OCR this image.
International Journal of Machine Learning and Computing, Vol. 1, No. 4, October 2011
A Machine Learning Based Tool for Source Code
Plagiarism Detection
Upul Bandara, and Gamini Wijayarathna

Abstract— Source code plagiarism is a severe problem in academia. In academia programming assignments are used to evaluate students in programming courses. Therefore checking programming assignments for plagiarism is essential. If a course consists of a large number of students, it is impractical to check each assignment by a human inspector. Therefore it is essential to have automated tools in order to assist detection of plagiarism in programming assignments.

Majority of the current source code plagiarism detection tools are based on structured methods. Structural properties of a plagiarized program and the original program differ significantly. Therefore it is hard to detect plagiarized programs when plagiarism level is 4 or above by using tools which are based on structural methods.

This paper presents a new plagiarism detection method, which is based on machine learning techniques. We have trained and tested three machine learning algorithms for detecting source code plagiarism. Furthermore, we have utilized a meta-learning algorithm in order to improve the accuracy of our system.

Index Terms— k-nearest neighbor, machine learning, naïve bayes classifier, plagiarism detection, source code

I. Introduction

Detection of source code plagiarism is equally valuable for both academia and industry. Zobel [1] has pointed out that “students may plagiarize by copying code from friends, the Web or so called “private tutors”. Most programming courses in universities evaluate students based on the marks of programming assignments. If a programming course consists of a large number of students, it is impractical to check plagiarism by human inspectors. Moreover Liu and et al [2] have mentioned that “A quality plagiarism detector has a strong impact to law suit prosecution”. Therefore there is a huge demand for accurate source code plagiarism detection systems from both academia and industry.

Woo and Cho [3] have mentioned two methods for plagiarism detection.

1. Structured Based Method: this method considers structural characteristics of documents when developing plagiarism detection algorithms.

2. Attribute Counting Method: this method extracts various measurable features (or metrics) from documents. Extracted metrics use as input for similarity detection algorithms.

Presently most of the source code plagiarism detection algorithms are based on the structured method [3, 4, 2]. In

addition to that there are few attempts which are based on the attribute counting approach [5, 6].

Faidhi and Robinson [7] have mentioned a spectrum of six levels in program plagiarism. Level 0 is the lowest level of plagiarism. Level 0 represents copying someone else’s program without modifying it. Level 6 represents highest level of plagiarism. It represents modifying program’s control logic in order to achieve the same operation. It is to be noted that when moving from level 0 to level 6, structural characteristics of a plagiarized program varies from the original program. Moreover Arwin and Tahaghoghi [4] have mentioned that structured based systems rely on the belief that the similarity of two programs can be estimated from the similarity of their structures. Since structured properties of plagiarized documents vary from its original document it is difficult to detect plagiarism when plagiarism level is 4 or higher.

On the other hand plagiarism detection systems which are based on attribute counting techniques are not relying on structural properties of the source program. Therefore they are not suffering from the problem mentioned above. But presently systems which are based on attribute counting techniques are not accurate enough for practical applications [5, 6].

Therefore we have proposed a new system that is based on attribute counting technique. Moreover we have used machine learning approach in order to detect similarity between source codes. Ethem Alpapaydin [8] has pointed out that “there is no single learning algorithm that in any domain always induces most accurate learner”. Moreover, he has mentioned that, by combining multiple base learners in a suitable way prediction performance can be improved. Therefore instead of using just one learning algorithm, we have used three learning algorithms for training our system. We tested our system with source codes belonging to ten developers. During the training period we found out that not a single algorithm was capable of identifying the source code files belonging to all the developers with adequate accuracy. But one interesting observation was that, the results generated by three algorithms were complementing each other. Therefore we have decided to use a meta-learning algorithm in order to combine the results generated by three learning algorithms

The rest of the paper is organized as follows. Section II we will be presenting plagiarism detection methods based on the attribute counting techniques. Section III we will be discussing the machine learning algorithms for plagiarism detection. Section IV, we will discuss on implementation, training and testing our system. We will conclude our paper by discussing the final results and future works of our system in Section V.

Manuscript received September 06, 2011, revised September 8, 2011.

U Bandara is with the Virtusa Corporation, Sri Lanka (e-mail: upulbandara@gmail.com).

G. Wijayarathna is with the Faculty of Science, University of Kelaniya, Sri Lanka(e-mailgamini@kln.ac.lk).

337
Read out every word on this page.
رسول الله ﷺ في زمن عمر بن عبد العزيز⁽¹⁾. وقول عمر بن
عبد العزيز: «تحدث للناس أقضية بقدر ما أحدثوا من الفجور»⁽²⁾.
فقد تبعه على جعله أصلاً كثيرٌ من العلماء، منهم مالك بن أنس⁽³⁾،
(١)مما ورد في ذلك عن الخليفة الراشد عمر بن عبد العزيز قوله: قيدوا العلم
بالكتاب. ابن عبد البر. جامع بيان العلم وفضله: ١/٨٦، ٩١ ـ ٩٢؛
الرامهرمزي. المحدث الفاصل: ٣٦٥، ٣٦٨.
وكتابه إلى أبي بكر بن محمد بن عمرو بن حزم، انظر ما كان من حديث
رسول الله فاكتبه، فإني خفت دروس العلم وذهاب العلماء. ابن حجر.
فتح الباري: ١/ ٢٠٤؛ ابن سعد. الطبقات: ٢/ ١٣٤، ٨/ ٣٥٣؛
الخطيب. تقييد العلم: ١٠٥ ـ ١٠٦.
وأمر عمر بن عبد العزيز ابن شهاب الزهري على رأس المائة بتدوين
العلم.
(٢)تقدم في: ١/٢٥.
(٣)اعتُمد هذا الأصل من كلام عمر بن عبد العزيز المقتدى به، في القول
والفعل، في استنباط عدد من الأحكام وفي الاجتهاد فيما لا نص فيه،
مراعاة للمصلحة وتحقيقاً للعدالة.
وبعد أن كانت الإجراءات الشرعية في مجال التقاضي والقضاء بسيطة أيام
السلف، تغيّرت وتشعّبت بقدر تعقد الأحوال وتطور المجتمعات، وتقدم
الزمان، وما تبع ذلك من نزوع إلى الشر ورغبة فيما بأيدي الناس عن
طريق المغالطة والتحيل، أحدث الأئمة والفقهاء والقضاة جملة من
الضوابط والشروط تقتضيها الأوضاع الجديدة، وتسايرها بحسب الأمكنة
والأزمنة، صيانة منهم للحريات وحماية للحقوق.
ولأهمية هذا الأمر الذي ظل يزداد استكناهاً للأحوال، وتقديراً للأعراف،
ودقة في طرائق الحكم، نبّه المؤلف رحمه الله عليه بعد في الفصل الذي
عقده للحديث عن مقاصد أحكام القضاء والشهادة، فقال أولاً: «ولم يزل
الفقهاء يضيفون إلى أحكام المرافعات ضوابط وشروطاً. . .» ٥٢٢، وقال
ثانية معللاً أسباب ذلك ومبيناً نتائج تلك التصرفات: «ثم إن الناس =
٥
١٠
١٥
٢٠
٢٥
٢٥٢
....................
What you will do - Retype the records in full. Keep every line identical to the original.

Complete answer -
OCR this image.
International Journal of Machine Learning and Computing, Vol. 1, No. 4, October 2011
A Machine Learning Based Tool for Source Code
Plagiarism Detection
Upul Bandara, and Gamini Wijayarathna

Abstract— Source code plagiarism is a severe problem in academia. In academia programming assignments are used to evaluate students in programming courses. Therefore checking programming assignments for plagiarism is essential. If a course consists of a large number of students, it is impractical to check each assignment by a human inspector. Therefore it is essential to have automated tools in order to assist detection of plagiarism in programming assignments.

Majority of the current source code plagiarism detection tools are based on structured methods. Structural properties of a plagiarized program and the original program differ significantly. Therefore it is hard to detect plagiarized programs when plagiarism level is 4 or above by using tools which are based on structural methods.

This paper presents a new plagiarism detection method, which is based on machine learning techniques. We have trained and tested three machine learning algorithms for detecting source code plagiarism. Furthermore, we have utilized a meta-learning algorithm in order to improve the accuracy of our system.

Index Terms— k-nearest neighbor, machine learning, naïve bayes classifier, plagiarism detection, source code

I. Introduction

Detection of source code plagiarism is equally valuable for both academia and industry. Zobel [1] has pointed out that “students may plagiarize by copying code from friends, the Web or so called “private tutors”. Most programming courses in universities evaluate students based on the marks of programming assignments. If a programming course consists of a large number of students, it is impractical to check plagiarism by human inspectors. Moreover Liu and et al [2] have mentioned that “A quality plagiarism detector has a strong impact to law suit prosecution”. Therefore there is a huge demand for accurate source code plagiarism detection systems from both academia and industry.

Woo and Cho [3] have mentioned two methods for plagiarism detection.

1. Structured Based Method: this method considers structural characteristics of documents when developing plagiarism detection algorithms.

2. Attribute Counting Method: this method extracts various measurable features (or metrics) from documents. Extracted metrics use as input for similarity detection algorithms.

Presently most of the source code plagiarism detection algorithms are based on the structured method [3, 4, 2]. In

addition to that there are few attempts which are based on the attribute counting approach [5, 6].

Faidhi and Robinson [7] have mentioned a spectrum of six levels in program plagiarism. Level 0 is the lowest level of plagiarism. Level 0 represents copying someone else’s program without modifying it. Level 6 represents highest level of plagiarism. It represents modifying program’s control logic in order to achieve the same operation. It is to be noted that when moving from level 0 to level 6, structural characteristics of a plagiarized program varies from the original program. Moreover Arwin and Tahaghoghi [4] have mentioned that structured based systems rely on the belief that the similarity of two programs can be estimated from the similarity of their structures. Since structured properties of plagiarized documents vary from its original document it is difficult to detect plagiarism when plagiarism level is 4 or higher.

On the other hand plagiarism detection systems which are based on attribute counting techniques are not relying on structural properties of the source program. Therefore they are not suffering from the problem mentioned above. But presently systems which are based on attribute counting techniques are not accurate enough for practical applications [5, 6].

Therefore we have proposed a new system that is based on attribute counting technique. Moreover we have used machine learning approach in order to detect similarity between source codes. Ethem Alpapaydin [8] has pointed out that “there is no single learning algorithm that in any domain always induces most accurate learner”. Moreover, he has mentioned that, by combining multiple base learners in a suitable way prediction performance can be improved. Therefore instead of using just one learning algorithm, we have used three learning algorithms for training our system. We tested our system with source codes belonging to ten developers. During the training period we found out that not a single algorithm was capable of identifying the source code files belonging to all the developers with adequate accuracy. But one interesting observation was that, the results generated by three algorithms were complementing each other. Therefore we have decided to use a meta-learning algorithm in order to combine the results generated by three learning algorithms

The rest of the paper is organized as follows. Section II we will be presenting plagiarism detection methods based on the attribute counting techniques. Section III we will be discussing the machine learning algorithms for plagiarism detection. Section IV, we will discuss on implementation, training and testing our system. We will conclude our paper by discussing the final results and future works of our system in Section V.

Manuscript received September 06, 2011, revised September 8, 2011.

U Bandara is with the Virtusa Corporation, Sri Lanka (e-mail: upulbandara@gmail.com).

G. Wijayarathna is with the Faculty of Science, University of Kelaniya, Sri Lanka(e-mailgamini@kln.ac.lk).

337
Read out every word on this page.
رسول الله ﷺ في زمن عمر بن عبد العزيز⁽¹⁾. وقول عمر بن
عبد العزيز: «تحدث للناس أقضية بقدر ما أحدثوا من الفجور»⁽²⁾.
فقد تبعه على جعله أصلاً كثيرٌ من العلماء، منهم مالك بن أنس⁽³⁾،
(١)مما ورد في ذلك عن الخليفة الراشد عمر بن عبد العزيز قوله: قيدوا العلم
بالكتاب. ابن عبد البر. جامع بيان العلم وفضله: ١/٨٦، ٩١ ـ ٩٢؛
الرامهرمزي. المحدث الفاصل: ٣٦٥، ٣٦٨.
وكتابه إلى أبي بكر بن محمد بن عمرو بن حزم، انظر ما كان من حديث
رسول الله فاكتبه، فإني خفت دروس العلم وذهاب العلماء. ابن حجر.
فتح الباري: ١/ ٢٠٤؛ ابن سعد. الطبقات: ٢/ ١٣٤، ٨/ ٣٥٣؛
الخطيب. تقييد العلم: ١٠٥ ـ ١٠٦.
وأمر عمر بن عبد العزيز ابن شهاب الزهري على رأس المائة بتدوين
العلم.
(٢)تقدم في: ١/٢٥.
(٣)اعتُمد هذا الأصل من كلام عمر بن عبد العزيز المقتدى به، في القول
والفعل، في استنباط عدد من الأحكام وفي الاجتهاد فيما لا نص فيه،
مراعاة للمصلحة وتحقيقاً للعدالة.
وبعد أن كانت الإجراءات الشرعية في مجال التقاضي والقضاء بسيطة أيام
السلف، تغيّرت وتشعّبت بقدر تعقد الأحوال وتطور المجتمعات، وتقدم
الزمان، وما تبع ذلك من نزوع إلى الشر ورغبة فيما بأيدي الناس عن
طريق المغالطة والتحيل، أحدث الأئمة والفقهاء والقضاة جملة من
الضوابط والشروط تقتضيها الأوضاع الجديدة، وتسايرها بحسب الأمكنة
والأزمنة، صيانة منهم للحريات وحماية للحقوق.
ولأهمية هذا الأمر الذي ظل يزداد استكناهاً للأحوال، وتقديراً للأعراف،
ودقة في طرائق الحكم، نبّه المؤلف رحمه الله عليه بعد في الفصل الذي
عقده للحديث عن مقاصد أحكام القضاء والشهادة، فقال أولاً: «ولم يزل
الفقهاء يضيفون إلى أحكام المرافعات ضوابط وشروطاً. . .» ٥٢٢، وقال
ثانية معللاً أسباب ذلك ومبيناً نتائج تلك التصرفات: «ثم إن الناس =
٥
١٠
١٥
٢٠
٢٥
٢٥٢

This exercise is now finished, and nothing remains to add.